### Provided data
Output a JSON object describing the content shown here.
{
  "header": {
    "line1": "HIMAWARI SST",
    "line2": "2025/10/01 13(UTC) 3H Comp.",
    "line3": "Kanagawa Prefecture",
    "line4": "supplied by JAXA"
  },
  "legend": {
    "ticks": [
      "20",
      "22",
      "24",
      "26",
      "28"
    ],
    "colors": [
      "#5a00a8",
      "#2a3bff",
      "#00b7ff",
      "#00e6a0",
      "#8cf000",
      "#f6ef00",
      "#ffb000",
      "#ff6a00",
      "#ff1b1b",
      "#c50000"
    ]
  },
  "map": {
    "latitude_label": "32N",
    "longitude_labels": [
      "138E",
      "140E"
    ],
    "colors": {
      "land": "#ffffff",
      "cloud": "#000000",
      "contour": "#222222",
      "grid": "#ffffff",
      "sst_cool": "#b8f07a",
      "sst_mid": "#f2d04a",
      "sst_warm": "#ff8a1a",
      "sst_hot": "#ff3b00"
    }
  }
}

### Directions
Reproduce the records above exactly.

### Expected output
Output a JSON object describing the content shown here.
{
  "header": {
    "line1": "HIMAWARI SST",
    "line2": "2025/10/01 13(UTC) 3H Comp.",
    "line3": "Kanagawa Prefecture",
    "line4": "supplied by JAXA"
  },
  "legend": {
    "ticks": [
      "20",
      "22",
      "24",
      "26",
      "28"
    ],
    "colors": [
      "#5a00a8",
      "#2a3bff",
      "#00b7ff",
      "#00e6a0",
      "#8cf000",
      "#f6ef00",
      "#ffb000",
      "#ff6a00",
      "#ff1b1b",
      "#c50000"
    ]
  },
  "map": {
    "latitude_label": "32N",
    "longitude_labels": [
      "138E",
      "140E"
    ],
    "colors": {
      "land": "#ffffff",
      "cloud": "#000000",
      "contour": "#222222",
      "grid": "#ffffff",
      "sst_cool": "#b8f07a",
      "sst_mid": "#f2d04a",
      "sst_warm": "#ff8a1a",
      "sst_hot": "#ff3b00"
    }
  }
}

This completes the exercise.